• **Do this**
Exactly reproduce the entries, dropping any pictures from your copy.

Dataset items

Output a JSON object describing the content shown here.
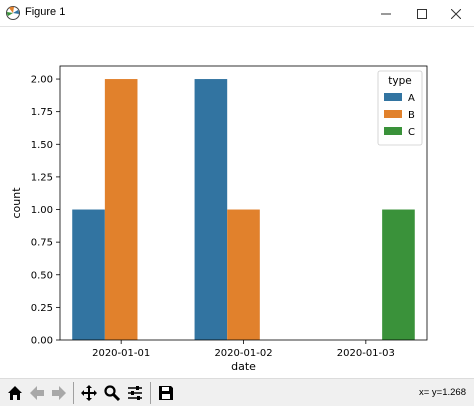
{
  "window": {
    "title": "Figure 1"
  },
  "colors": {
    "A": "#3274a1",
    "B": "#e1812c",
    "C": "#3a923a"
  },
  "toolbar": {
    "buttons": [
      "home-icon",
      "back-arrow-icon",
      "forward-arrow-icon",
      "pan-icon",
      "zoom-icon",
      "subplots-icon",
      "save-icon"
    ],
    "coords_x": "x=",
    "coords_y": "y=1.268"
  },
  "chart_data": {
    "type": "bar",
    "title": "",
    "xlabel": "date",
    "ylabel": "count",
    "categories": [
      "2020-01-01",
      "2020-01-02",
      "2020-01-03"
    ],
    "ylim": [
      0,
      2.1
    ],
    "yticks": [
      "0.00",
      "0.25",
      "0.50",
      "0.75",
      "1.00",
      "1.25",
      "1.50",
      "1.75",
      "2.00"
    ],
    "series": [
      {
        "name": "A",
        "values": [
          1,
          2,
          0
        ]
      },
      {
        "name": "B",
        "values": [
          2,
          1,
          0
        ]
      },
      {
        "name": "C",
        "values": [
          0,
          0,
          1
        ]
      }
    ],
    "legend": {
      "title": "type",
      "placement": "top-right"
    },
    "grid": false
  }
}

• **Answer for the task**
Output a JSON object describing the content shown here.
{
  "window": {
    "title": "Figure 1"
  },
  "colors": {
    "A": "#3274a1",
    "B": "#e1812c",
    "C": "#3a923a"
  },
  "toolbar": {
    "buttons": [
      "home-icon",
      "back-arrow-icon",
      "forward-arrow-icon",
      "pan-icon",
      "zoom-icon",
      "subplots-icon",
      "save-icon"
    ],
    "coords_x": "x=",
    "coords_y": "y=1.268"
  },
  "chart_data": {
    "type": "bar",
    "title": "",
    "xlabel": "date",
    "ylabel": "count",
    "categories": [
      "2020-01-01",
      "2020-01-02",
      "2020-01-03"
    ],
    "ylim": [
      0,
      2.1
    ],
    "yticks": [
      "0.00",
      "0.25",
      "0.50",
      "0.75",
      "1.00",
      "1.25",
      "1.50",
      "1.75",
      "2.00"
    ],
    "series": [
      {
        "name": "A",
        "values": [
          1,
          2,
          0
        ]
      },
      {
        "name": "B",
        "values": [
          2,
          1,
          0
        ]
      },
      {
        "name": "C",
        "values": [
          0,
          0,
          1
        ]
      }
    ],
    "legend": {
      "title": "type",
      "placement": "top-right"
    },
    "grid": false
  }
}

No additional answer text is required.